EXERCISE AIM:
Could you output each line of the data that follows exactly?

RECORDS TO PROCESS:
==============================

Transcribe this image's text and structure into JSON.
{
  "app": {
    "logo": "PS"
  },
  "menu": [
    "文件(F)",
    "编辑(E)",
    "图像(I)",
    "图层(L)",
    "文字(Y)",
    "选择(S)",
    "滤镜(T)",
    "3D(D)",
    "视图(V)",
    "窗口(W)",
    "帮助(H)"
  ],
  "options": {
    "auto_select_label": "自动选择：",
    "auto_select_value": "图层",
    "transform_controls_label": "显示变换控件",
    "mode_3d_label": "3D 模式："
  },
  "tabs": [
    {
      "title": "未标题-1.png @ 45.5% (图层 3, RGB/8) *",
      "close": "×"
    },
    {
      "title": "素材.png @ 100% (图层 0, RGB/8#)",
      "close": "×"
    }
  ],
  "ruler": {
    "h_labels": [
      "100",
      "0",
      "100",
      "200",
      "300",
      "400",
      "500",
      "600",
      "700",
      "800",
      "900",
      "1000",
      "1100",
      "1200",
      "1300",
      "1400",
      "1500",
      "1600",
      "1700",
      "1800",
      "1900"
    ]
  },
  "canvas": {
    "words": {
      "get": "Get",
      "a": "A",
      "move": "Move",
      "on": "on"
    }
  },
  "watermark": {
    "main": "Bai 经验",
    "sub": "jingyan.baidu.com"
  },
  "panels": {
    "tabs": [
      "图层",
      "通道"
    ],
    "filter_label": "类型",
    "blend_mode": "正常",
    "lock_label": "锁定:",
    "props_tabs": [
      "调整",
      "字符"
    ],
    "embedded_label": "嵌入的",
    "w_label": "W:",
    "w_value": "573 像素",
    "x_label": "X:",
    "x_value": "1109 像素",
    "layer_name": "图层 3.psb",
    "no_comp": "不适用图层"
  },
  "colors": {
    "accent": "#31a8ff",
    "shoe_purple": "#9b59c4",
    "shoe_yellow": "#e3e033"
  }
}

==============================

REPLY TO THE TASK:
Transcribe this image's text and structure into JSON.
{
  "app": {
    "logo": "PS"
  },
  "menu": [
    "文件(F)",
    "编辑(E)",
    "图像(I)",
    "图层(L)",
    "文字(Y)",
    "选择(S)",
    "滤镜(T)",
    "3D(D)",
    "视图(V)",
    "窗口(W)",
    "帮助(H)"
  ],
  "options": {
    "auto_select_label": "自动选择：",
    "auto_select_value": "图层",
    "transform_controls_label": "显示变换控件",
    "mode_3d_label": "3D 模式："
  },
  "tabs": [
    {
      "title": "未标题-1.png @ 45.5% (图层 3, RGB/8) *",
      "close": "×"
    },
    {
      "title": "素材.png @ 100% (图层 0, RGB/8#)",
      "close": "×"
    }
  ],
  "ruler": {
    "h_labels": [
      "100",
      "0",
      "100",
      "200",
      "300",
      "400",
      "500",
      "600",
      "700",
      "800",
      "900",
      "1000",
      "1100",
      "1200",
      "1300",
      "1400",
      "1500",
      "1600",
      "1700",
      "1800",
      "1900"
    ]
  },
  "canvas": {
    "words": {
      "get": "Get",
      "a": "A",
      "move": "Move",
      "on": "on"
    }
  },
  "watermark": {
    "main": "Bai 经验",
    "sub": "jingyan.baidu.com"
  },
  "panels": {
    "tabs": [
      "图层",
      "通道"
    ],
    "filter_label": "类型",
    "blend_mode": "正常",
    "lock_label": "锁定:",
    "props_tabs": [
      "调整",
      "字符"
    ],
    "embedded_label": "嵌入的",
    "w_label": "W:",
    "w_value": "573 像素",
    "x_label": "X:",
    "x_value": "1109 像素",
    "layer_name": "图层 3.psb",
    "no_comp": "不适用图层"
  },
  "colors": {
    "accent": "#31a8ff",
    "shoe_purple": "#9b59c4",
    "shoe_yellow": "#e3e033"
  }
}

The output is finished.